[BEGIN RAW RECORDS]

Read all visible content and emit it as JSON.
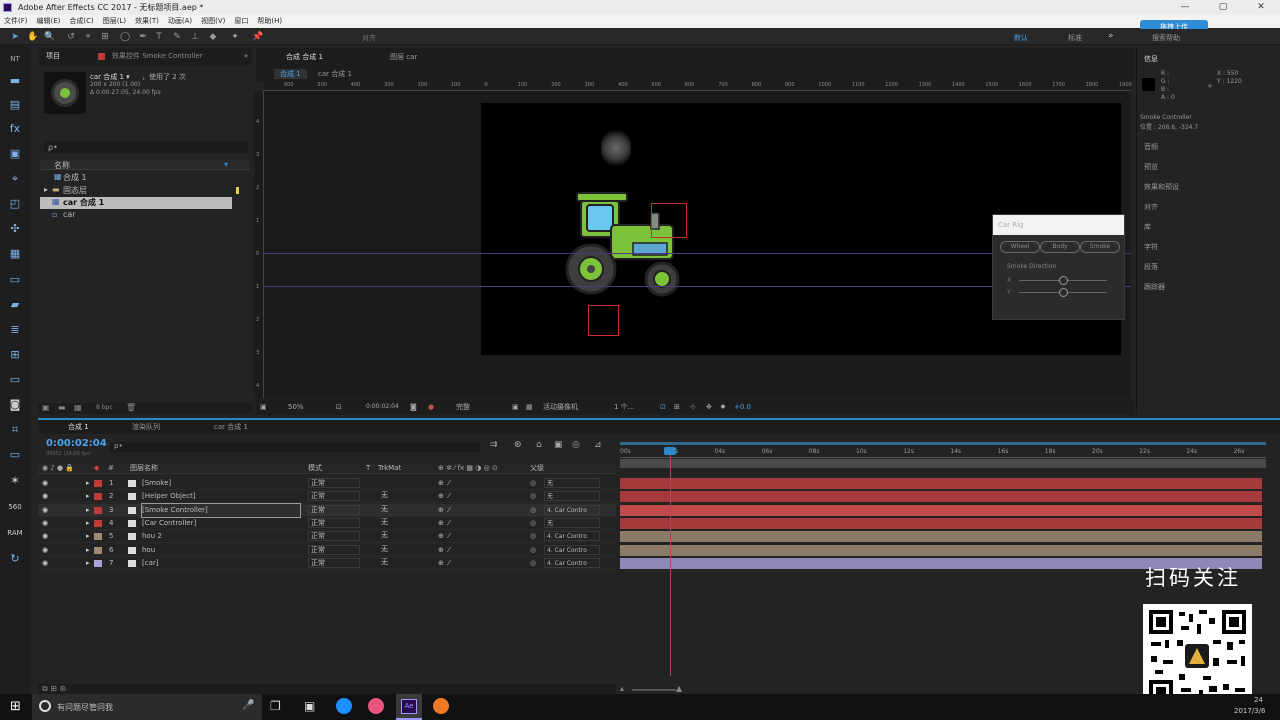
{
  "window": {
    "title": "Adobe After Effects CC 2017 - 无标题项目.aep *"
  },
  "menu": [
    "文件(F)",
    "编辑(E)",
    "合成(C)",
    "图层(L)",
    "效果(T)",
    "动画(A)",
    "视图(V)",
    "窗口",
    "帮助(H)"
  ],
  "upload_button": "拖拽上传",
  "toolbar": {
    "align_label": "对齐",
    "workspace_default": "默认",
    "workspace_standard": "标准",
    "search_help": "搜索帮助"
  },
  "project": {
    "tab_project": "项目",
    "tab_effects": "效果控件 Smoke Controller",
    "selected_name": "car 合成 1 ▾",
    "used_count": "，使用了 2 次",
    "dims": "200 x 200 (1.00)",
    "duration": "Δ 0:00:27:05, 24.00 fps",
    "search_placeholder": "ρ•",
    "column_name": "名称",
    "items": [
      "合成 1",
      "固态层",
      "car 合成 1",
      "car"
    ],
    "bpc": "8 bpc"
  },
  "viewer": {
    "tab_comp": "合成 合成 1",
    "tab_layer": "图层 car",
    "crumb_1": "合成 1",
    "crumb_2": "car 合成 1",
    "zoom": "50%",
    "timecode": "0:00:02:04",
    "resolution": "完整",
    "camera": "活动摄像机",
    "views": "1 个...",
    "exposure": "+0.0",
    "ruler_h": [
      "600",
      "500",
      "400",
      "300",
      "200",
      "100",
      "0",
      "100",
      "200",
      "300",
      "400",
      "500",
      "600",
      "700",
      "800",
      "900",
      "1000",
      "1100",
      "1200",
      "1300",
      "1400",
      "1500",
      "1600",
      "1700",
      "1800",
      "1900"
    ],
    "ruler_v": [
      "4",
      "3",
      "2",
      "1",
      "0",
      "1",
      "2",
      "3",
      "4"
    ]
  },
  "info": {
    "title": "信息",
    "r": "R :",
    "g": "G :",
    "b": "B :",
    "a": "A : 0",
    "x": "X : 550",
    "y": "Y : 1220",
    "layer_name": "Smoke Controller",
    "position": "位置 : 208.6, -324.7",
    "panels": [
      "音频",
      "预览",
      "效果和预设",
      "对齐",
      "库",
      "字符",
      "段落",
      "跟踪器"
    ]
  },
  "car_rig": {
    "title": "Car Rig",
    "buttons": [
      "Wheel",
      "Body",
      "Smoke"
    ],
    "section": "Smoke Direction",
    "x": "X",
    "y": "Y"
  },
  "timeline": {
    "tab_comp": "合成 1",
    "tab_render": "渲染队列",
    "tab_car": "car 合成 1",
    "timecode": "0:00:02:04",
    "frames": "00052 (24.00 fps)",
    "search_placeholder": "ρ•",
    "col_layer_name": "图层名称",
    "col_mode": "模式",
    "col_t": "T",
    "col_trkmat": "TrkMat",
    "col_parent": "父级",
    "ticks": [
      "00s",
      "02s",
      "04s",
      "06s",
      "08s",
      "10s",
      "12s",
      "14s",
      "16s",
      "18s",
      "20s",
      "22s",
      "24s",
      "26s"
    ],
    "layers": [
      {
        "num": "1",
        "name": "[Smoke]",
        "mode": "正常",
        "trk": "",
        "parent": "无",
        "color": "#c03a3a",
        "bar": "#a5393b"
      },
      {
        "num": "2",
        "name": "[Helper Object]",
        "mode": "正常",
        "trk": "无",
        "parent": "无",
        "color": "#c03a3a",
        "bar": "#a5393b"
      },
      {
        "num": "3",
        "name": "[Smoke Controller]",
        "mode": "正常",
        "trk": "无",
        "parent": "4. Car Contro",
        "color": "#c03a3a",
        "bar": "#c34a4b"
      },
      {
        "num": "4",
        "name": "[Car Controller]",
        "mode": "正常",
        "trk": "无",
        "parent": "无",
        "color": "#c03a3a",
        "bar": "#a5393b"
      },
      {
        "num": "5",
        "name": "hou 2",
        "mode": "正常",
        "trk": "无",
        "parent": "4. Car Contro",
        "color": "#9e8a72",
        "bar": "#8a7a66"
      },
      {
        "num": "6",
        "name": "hou",
        "mode": "正常",
        "trk": "无",
        "parent": "4. Car Contro",
        "color": "#9e8a72",
        "bar": "#8a7a66"
      },
      {
        "num": "7",
        "name": "[car]",
        "mode": "正常",
        "trk": "无",
        "parent": "4. Car Contro",
        "color": "#a9a3d6",
        "bar": "#8d88b5"
      }
    ]
  },
  "overlay": {
    "scan_text": "扫码关注"
  },
  "taskbar": {
    "search_placeholder": "有问题尽管问我",
    "time": "24",
    "date": "2017/3/6"
  },
  "colors": {
    "accent": "#2d89c8",
    "tractor": "#7cc23a",
    "label_red": "#c03a3a"
  }
}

[END RAW RECORDS]

• [TASK TO COMPLETE]
Quote all the lines above exactly as given. Do not include the pictures.

• [RESULT OF THE EXERCISE]
Read all visible content and emit it as JSON.
{
  "window": {
    "title": "Adobe After Effects CC 2017 - 无标题项目.aep *"
  },
  "menu": [
    "文件(F)",
    "编辑(E)",
    "合成(C)",
    "图层(L)",
    "效果(T)",
    "动画(A)",
    "视图(V)",
    "窗口",
    "帮助(H)"
  ],
  "upload_button": "拖拽上传",
  "toolbar": {
    "align_label": "对齐",
    "workspace_default": "默认",
    "workspace_standard": "标准",
    "search_help": "搜索帮助"
  },
  "project": {
    "tab_project": "项目",
    "tab_effects": "效果控件 Smoke Controller",
    "selected_name": "car 合成 1 ▾",
    "used_count": "，使用了 2 次",
    "dims": "200 x 200 (1.00)",
    "duration": "Δ 0:00:27:05, 24.00 fps",
    "search_placeholder": "ρ•",
    "column_name": "名称",
    "items": [
      "合成 1",
      "固态层",
      "car 合成 1",
      "car"
    ],
    "bpc": "8 bpc"
  },
  "viewer": {
    "tab_comp": "合成 合成 1",
    "tab_layer": "图层 car",
    "crumb_1": "合成 1",
    "crumb_2": "car 合成 1",
    "zoom": "50%",
    "timecode": "0:00:02:04",
    "resolution": "完整",
    "camera": "活动摄像机",
    "views": "1 个...",
    "exposure": "+0.0",
    "ruler_h": [
      "600",
      "500",
      "400",
      "300",
      "200",
      "100",
      "0",
      "100",
      "200",
      "300",
      "400",
      "500",
      "600",
      "700",
      "800",
      "900",
      "1000",
      "1100",
      "1200",
      "1300",
      "1400",
      "1500",
      "1600",
      "1700",
      "1800",
      "1900"
    ],
    "ruler_v": [
      "4",
      "3",
      "2",
      "1",
      "0",
      "1",
      "2",
      "3",
      "4"
    ]
  },
  "info": {
    "title": "信息",
    "r": "R :",
    "g": "G :",
    "b": "B :",
    "a": "A : 0",
    "x": "X : 550",
    "y": "Y : 1220",
    "layer_name": "Smoke Controller",
    "position": "位置 : 208.6, -324.7",
    "panels": [
      "音频",
      "预览",
      "效果和预设",
      "对齐",
      "库",
      "字符",
      "段落",
      "跟踪器"
    ]
  },
  "car_rig": {
    "title": "Car Rig",
    "buttons": [
      "Wheel",
      "Body",
      "Smoke"
    ],
    "section": "Smoke Direction",
    "x": "X",
    "y": "Y"
  },
  "timeline": {
    "tab_comp": "合成 1",
    "tab_render": "渲染队列",
    "tab_car": "car 合成 1",
    "timecode": "0:00:02:04",
    "frames": "00052 (24.00 fps)",
    "search_placeholder": "ρ•",
    "col_layer_name": "图层名称",
    "col_mode": "模式",
    "col_t": "T",
    "col_trkmat": "TrkMat",
    "col_parent": "父级",
    "ticks": [
      "00s",
      "02s",
      "04s",
      "06s",
      "08s",
      "10s",
      "12s",
      "14s",
      "16s",
      "18s",
      "20s",
      "22s",
      "24s",
      "26s"
    ],
    "layers": [
      {
        "num": "1",
        "name": "[Smoke]",
        "mode": "正常",
        "trk": "",
        "parent": "无",
        "color": "#c03a3a",
        "bar": "#a5393b"
      },
      {
        "num": "2",
        "name": "[Helper Object]",
        "mode": "正常",
        "trk": "无",
        "parent": "无",
        "color": "#c03a3a",
        "bar": "#a5393b"
      },
      {
        "num": "3",
        "name": "[Smoke Controller]",
        "mode": "正常",
        "trk": "无",
        "parent": "4. Car Contro",
        "color": "#c03a3a",
        "bar": "#c34a4b"
      },
      {
        "num": "4",
        "name": "[Car Controller]",
        "mode": "正常",
        "trk": "无",
        "parent": "无",
        "color": "#c03a3a",
        "bar": "#a5393b"
      },
      {
        "num": "5",
        "name": "hou 2",
        "mode": "正常",
        "trk": "无",
        "parent": "4. Car Contro",
        "color": "#9e8a72",
        "bar": "#8a7a66"
      },
      {
        "num": "6",
        "name": "hou",
        "mode": "正常",
        "trk": "无",
        "parent": "4. Car Contro",
        "color": "#9e8a72",
        "bar": "#8a7a66"
      },
      {
        "num": "7",
        "name": "[car]",
        "mode": "正常",
        "trk": "无",
        "parent": "4. Car Contro",
        "color": "#a9a3d6",
        "bar": "#8d88b5"
      }
    ]
  },
  "overlay": {
    "scan_text": "扫码关注"
  },
  "taskbar": {
    "search_placeholder": "有问题尽管问我",
    "time": "24",
    "date": "2017/3/6"
  },
  "colors": {
    "accent": "#2d89c8",
    "tractor": "#7cc23a",
    "label_red": "#c03a3a"
  }
}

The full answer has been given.